What is expected ▸ Transcribe all the entries word for word, skipping the pictures.

Stored data ▸
::::

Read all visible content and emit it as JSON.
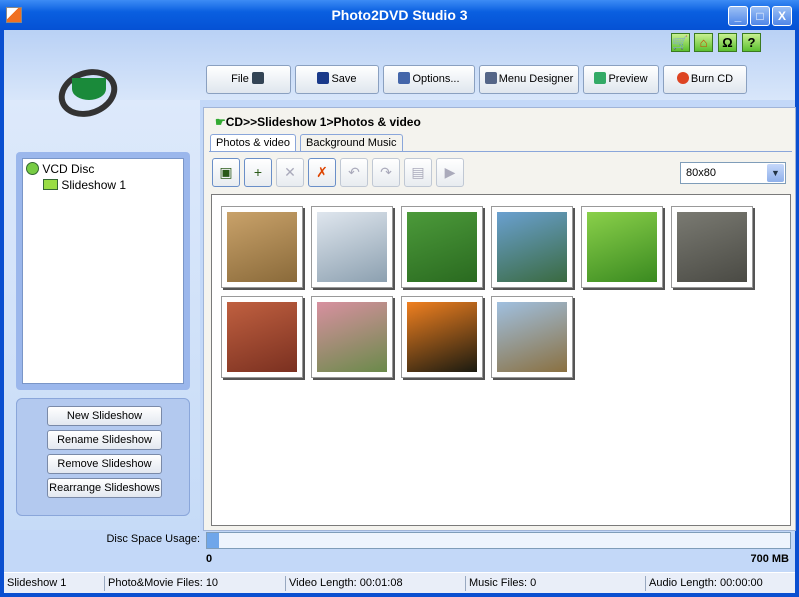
{
  "window": {
    "title": "Photo2DVD Studio 3",
    "minimize": "_",
    "maximize": "□",
    "close": "X"
  },
  "top_icons": [
    {
      "name": "cart-icon",
      "glyph": "🛒"
    },
    {
      "name": "home-icon",
      "glyph": "⌂"
    },
    {
      "name": "support-icon",
      "glyph": "Ω"
    },
    {
      "name": "help-icon",
      "glyph": "?"
    }
  ],
  "toolbar": {
    "file": "File",
    "save": "Save",
    "options": "Options...",
    "menu_designer": "Menu Designer",
    "preview": "Preview",
    "burn": "Burn CD"
  },
  "tree": {
    "root": "VCD Disc",
    "child": "Slideshow 1"
  },
  "left_buttons": {
    "new": "New Slideshow",
    "rename": "Rename Slideshow",
    "remove": "Remove Slideshow",
    "rearrange": "Rearrange Slideshows"
  },
  "breadcrumb": "CD>>Slideshow 1>Photos & video",
  "tabs": {
    "photos": "Photos & video",
    "music": "Background Music"
  },
  "thumb_size": "80x80",
  "thumbnails": [
    {
      "name": "cracked-earth-sprout",
      "colors": [
        "#c9a26a",
        "#8a6a3a"
      ]
    },
    {
      "name": "white-flowers",
      "colors": [
        "#dfe6ee",
        "#8ca0b0"
      ]
    },
    {
      "name": "green-leaves",
      "colors": [
        "#4c9a3a",
        "#2a6a20"
      ]
    },
    {
      "name": "cattail",
      "colors": [
        "#6aa0d0",
        "#3a6a40"
      ]
    },
    {
      "name": "mushroom-grass",
      "colors": [
        "#8ad04a",
        "#3a8a20"
      ]
    },
    {
      "name": "leaf-on-gravel",
      "colors": [
        "#7a7a72",
        "#4a4a44"
      ]
    },
    {
      "name": "autumn-trees",
      "colors": [
        "#c06040",
        "#7a3020"
      ]
    },
    {
      "name": "pink-flower",
      "colors": [
        "#d890a0",
        "#6a8a4a"
      ]
    },
    {
      "name": "orange-leaf",
      "colors": [
        "#f08020",
        "#1a1a10"
      ]
    },
    {
      "name": "hut",
      "colors": [
        "#a0c0e0",
        "#8a7040"
      ]
    }
  ],
  "usage": {
    "label": "Disc Space Usage:",
    "min": "0",
    "max": "700 MB",
    "fraction": 0.02
  },
  "status": {
    "slideshow": "Slideshow 1",
    "files": "Photo&Movie Files: 10",
    "video": "Video Length: 00:01:08",
    "music": "Music Files: 0",
    "audio": "Audio Length: 00:00:00"
  }
}
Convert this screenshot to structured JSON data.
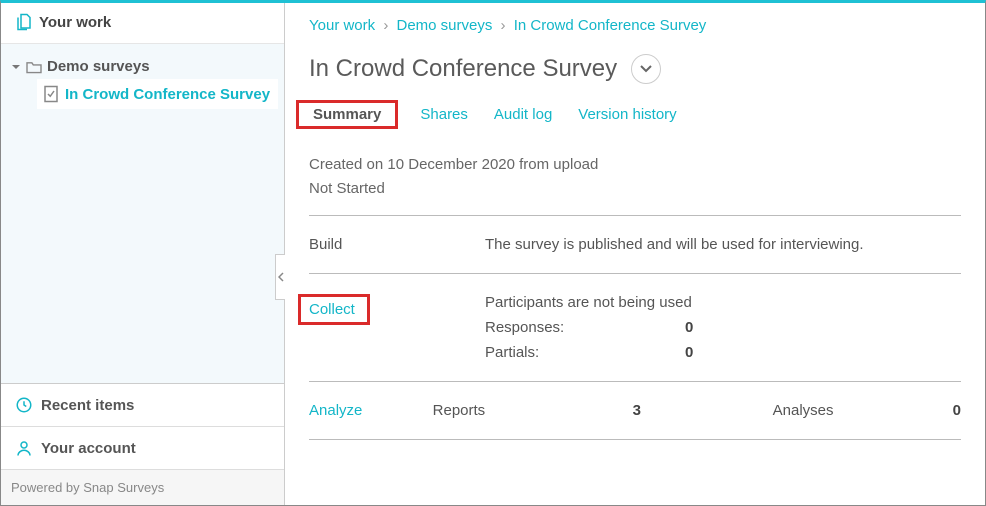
{
  "sidebar": {
    "your_work": "Your work",
    "folder": "Demo surveys",
    "survey": "In Crowd Conference Survey",
    "recent_items": "Recent items",
    "your_account": "Your account",
    "footer": "Powered by Snap Surveys"
  },
  "breadcrumb": {
    "a": "Your work",
    "b": "Demo surveys",
    "c": "In Crowd Conference Survey"
  },
  "page": {
    "title": "In Crowd Conference Survey"
  },
  "tabs": {
    "summary": "Summary",
    "shares": "Shares",
    "audit": "Audit log",
    "version": "Version history"
  },
  "meta": {
    "created": "Created on 10 December 2020 from upload",
    "status": "Not Started"
  },
  "build": {
    "label": "Build",
    "text": "The survey is published and will be used for interviewing."
  },
  "collect": {
    "label": "Collect",
    "text": "Participants are not being used",
    "responses_label": "Responses:",
    "responses_value": "0",
    "partials_label": "Partials:",
    "partials_value": "0"
  },
  "analyze": {
    "label": "Analyze",
    "reports_label": "Reports",
    "reports_value": "3",
    "analyses_label": "Analyses",
    "analyses_value": "0"
  }
}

::::

Response to this exercise ▸
Read all visible content and emit it as JSON.
{
  "window": {
    "title": "Photo2DVD Studio 3",
    "minimize": "_",
    "maximize": "□",
    "close": "X"
  },
  "top_icons": [
    {
      "name": "cart-icon",
      "glyph": "🛒"
    },
    {
      "name": "home-icon",
      "glyph": "⌂"
    },
    {
      "name": "support-icon",
      "glyph": "Ω"
    },
    {
      "name": "help-icon",
      "glyph": "?"
    }
  ],
  "toolbar": {
    "file": "File",
    "save": "Save",
    "options": "Options...",
    "menu_designer": "Menu Designer",
    "preview": "Preview",
    "burn": "Burn CD"
  },
  "tree": {
    "root": "VCD Disc",
    "child": "Slideshow 1"
  },
  "left_buttons": {
    "new": "New Slideshow",
    "rename": "Rename Slideshow",
    "remove": "Remove Slideshow",
    "rearrange": "Rearrange Slideshows"
  },
  "breadcrumb": "CD>>Slideshow 1>Photos & video",
  "tabs": {
    "photos": "Photos & video",
    "music": "Background Music"
  },
  "thumb_size": "80x80",
  "thumbnails": [
    {
      "name": "cracked-earth-sprout",
      "colors": [
        "#c9a26a",
        "#8a6a3a"
      ]
    },
    {
      "name": "white-flowers",
      "colors": [
        "#dfe6ee",
        "#8ca0b0"
      ]
    },
    {
      "name": "green-leaves",
      "colors": [
        "#4c9a3a",
        "#2a6a20"
      ]
    },
    {
      "name": "cattail",
      "colors": [
        "#6aa0d0",
        "#3a6a40"
      ]
    },
    {
      "name": "mushroom-grass",
      "colors": [
        "#8ad04a",
        "#3a8a20"
      ]
    },
    {
      "name": "leaf-on-gravel",
      "colors": [
        "#7a7a72",
        "#4a4a44"
      ]
    },
    {
      "name": "autumn-trees",
      "colors": [
        "#c06040",
        "#7a3020"
      ]
    },
    {
      "name": "pink-flower",
      "colors": [
        "#d890a0",
        "#6a8a4a"
      ]
    },
    {
      "name": "orange-leaf",
      "colors": [
        "#f08020",
        "#1a1a10"
      ]
    },
    {
      "name": "hut",
      "colors": [
        "#a0c0e0",
        "#8a7040"
      ]
    }
  ],
  "usage": {
    "label": "Disc Space Usage:",
    "min": "0",
    "max": "700 MB",
    "fraction": 0.02
  },
  "status": {
    "slideshow": "Slideshow 1",
    "files": "Photo&Movie Files: 10",
    "video": "Video Length: 00:01:08",
    "music": "Music Files: 0",
    "audio": "Audio Length: 00:00:00"
  }
}
Convert this screenshot to structured JSON data.
{
  "sidebar": {
    "your_work": "Your work",
    "folder": "Demo surveys",
    "survey": "In Crowd Conference Survey",
    "recent_items": "Recent items",
    "your_account": "Your account",
    "footer": "Powered by Snap Surveys"
  },
  "breadcrumb": {
    "a": "Your work",
    "b": "Demo surveys",
    "c": "In Crowd Conference Survey"
  },
  "page": {
    "title": "In Crowd Conference Survey"
  },
  "tabs": {
    "summary": "Summary",
    "shares": "Shares",
    "audit": "Audit log",
    "version": "Version history"
  },
  "meta": {
    "created": "Created on 10 December 2020 from upload",
    "status": "Not Started"
  },
  "build": {
    "label": "Build",
    "text": "The survey is published and will be used for interviewing."
  },
  "collect": {
    "label": "Collect",
    "text": "Participants are not being used",
    "responses_label": "Responses:",
    "responses_value": "0",
    "partials_label": "Partials:",
    "partials_value": "0"
  },
  "analyze": {
    "label": "Analyze",
    "reports_label": "Reports",
    "reports_value": "3",
    "analyses_label": "Analyses",
    "analyses_value": "0"
  }
}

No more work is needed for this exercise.